• Data provided:
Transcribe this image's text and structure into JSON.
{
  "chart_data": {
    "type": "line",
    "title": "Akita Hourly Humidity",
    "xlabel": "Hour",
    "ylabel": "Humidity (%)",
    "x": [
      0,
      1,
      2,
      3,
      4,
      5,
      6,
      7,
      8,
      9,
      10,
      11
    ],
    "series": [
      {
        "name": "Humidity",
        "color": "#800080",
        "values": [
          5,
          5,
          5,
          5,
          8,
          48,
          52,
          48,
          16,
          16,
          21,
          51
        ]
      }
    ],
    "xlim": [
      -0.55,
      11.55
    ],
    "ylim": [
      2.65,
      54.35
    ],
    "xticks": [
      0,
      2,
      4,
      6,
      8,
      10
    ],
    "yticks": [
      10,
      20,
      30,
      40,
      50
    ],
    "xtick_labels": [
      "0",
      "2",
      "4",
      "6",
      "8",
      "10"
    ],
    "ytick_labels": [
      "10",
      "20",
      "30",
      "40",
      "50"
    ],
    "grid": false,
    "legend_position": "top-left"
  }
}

• Task objective:
Output the entries verbatim.

• Finished answer:
Transcribe this image's text and structure into JSON.
{
  "chart_data": {
    "type": "line",
    "title": "Akita Hourly Humidity",
    "xlabel": "Hour",
    "ylabel": "Humidity (%)",
    "x": [
      0,
      1,
      2,
      3,
      4,
      5,
      6,
      7,
      8,
      9,
      10,
      11
    ],
    "series": [
      {
        "name": "Humidity",
        "color": "#800080",
        "values": [
          5,
          5,
          5,
          5,
          8,
          48,
          52,
          48,
          16,
          16,
          21,
          51
        ]
      }
    ],
    "xlim": [
      -0.55,
      11.55
    ],
    "ylim": [
      2.65,
      54.35
    ],
    "xticks": [
      0,
      2,
      4,
      6,
      8,
      10
    ],
    "yticks": [
      10,
      20,
      30,
      40,
      50
    ],
    "xtick_labels": [
      "0",
      "2",
      "4",
      "6",
      "8",
      "10"
    ],
    "ytick_labels": [
      "10",
      "20",
      "30",
      "40",
      "50"
    ],
    "grid": false,
    "legend_position": "top-left"
  }
}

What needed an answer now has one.